WHAT TO DO :: Find the line containing "Output a JSON" in the material below; copy that line and all following lines exactly.
>> Start RECORDS SUPPLIED
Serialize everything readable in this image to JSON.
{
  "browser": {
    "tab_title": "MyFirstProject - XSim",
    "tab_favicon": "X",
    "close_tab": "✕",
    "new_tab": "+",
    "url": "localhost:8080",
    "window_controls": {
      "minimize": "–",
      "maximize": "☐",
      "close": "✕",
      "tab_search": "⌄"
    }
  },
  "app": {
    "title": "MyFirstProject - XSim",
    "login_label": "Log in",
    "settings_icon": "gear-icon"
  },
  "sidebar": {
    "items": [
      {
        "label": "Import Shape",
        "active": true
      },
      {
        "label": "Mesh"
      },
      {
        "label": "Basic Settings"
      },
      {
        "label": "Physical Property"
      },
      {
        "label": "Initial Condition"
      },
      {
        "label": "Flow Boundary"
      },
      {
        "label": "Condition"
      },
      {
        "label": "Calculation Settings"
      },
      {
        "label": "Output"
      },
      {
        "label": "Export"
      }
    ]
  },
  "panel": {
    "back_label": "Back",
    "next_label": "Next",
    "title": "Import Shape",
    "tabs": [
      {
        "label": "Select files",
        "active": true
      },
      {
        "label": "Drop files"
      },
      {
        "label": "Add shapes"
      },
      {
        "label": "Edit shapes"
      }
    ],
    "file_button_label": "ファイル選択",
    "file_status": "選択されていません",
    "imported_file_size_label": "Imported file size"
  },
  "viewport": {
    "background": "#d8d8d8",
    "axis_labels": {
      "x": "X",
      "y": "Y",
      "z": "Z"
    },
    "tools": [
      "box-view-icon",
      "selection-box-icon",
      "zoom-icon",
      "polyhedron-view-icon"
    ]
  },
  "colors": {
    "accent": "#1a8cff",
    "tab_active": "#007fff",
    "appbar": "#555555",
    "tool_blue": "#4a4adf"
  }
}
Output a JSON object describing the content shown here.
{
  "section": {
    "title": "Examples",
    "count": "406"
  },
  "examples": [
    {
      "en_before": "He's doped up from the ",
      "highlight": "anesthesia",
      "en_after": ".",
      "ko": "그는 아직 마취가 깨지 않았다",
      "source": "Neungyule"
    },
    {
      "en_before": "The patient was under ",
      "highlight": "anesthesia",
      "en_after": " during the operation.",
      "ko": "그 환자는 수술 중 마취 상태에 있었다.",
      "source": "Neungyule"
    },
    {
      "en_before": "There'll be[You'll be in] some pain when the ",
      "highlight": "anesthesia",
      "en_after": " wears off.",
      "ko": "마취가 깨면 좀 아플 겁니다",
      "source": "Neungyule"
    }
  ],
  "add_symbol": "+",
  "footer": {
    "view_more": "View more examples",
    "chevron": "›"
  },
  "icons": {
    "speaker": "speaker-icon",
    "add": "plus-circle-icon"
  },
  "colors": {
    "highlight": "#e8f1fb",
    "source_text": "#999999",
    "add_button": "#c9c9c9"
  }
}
>> End RECORDS SUPPLIED
WRITTEN REPLY ::
Output a JSON object describing the content shown here.
{
  "section": {
    "title": "Examples",
    "count": "406"
  },
  "examples": [
    {
      "en_before": "He's doped up from the ",
      "highlight": "anesthesia",
      "en_after": ".",
      "ko": "그는 아직 마취가 깨지 않았다",
      "source": "Neungyule"
    },
    {
      "en_before": "The patient was under ",
      "highlight": "anesthesia",
      "en_after": " during the operation.",
      "ko": "그 환자는 수술 중 마취 상태에 있었다.",
      "source": "Neungyule"
    },
    {
      "en_before": "There'll be[You'll be in] some pain when the ",
      "highlight": "anesthesia",
      "en_after": " wears off.",
      "ko": "마취가 깨면 좀 아플 겁니다",
      "source": "Neungyule"
    }
  ],
  "add_symbol": "+",
  "footer": {
    "view_more": "View more examples",
    "chevron": "›"
  },
  "icons": {
    "speaker": "speaker-icon",
    "add": "plus-circle-icon"
  },
  "colors": {
    "highlight": "#e8f1fb",
    "source_text": "#999999",
    "add_button": "#c9c9c9"
  }
}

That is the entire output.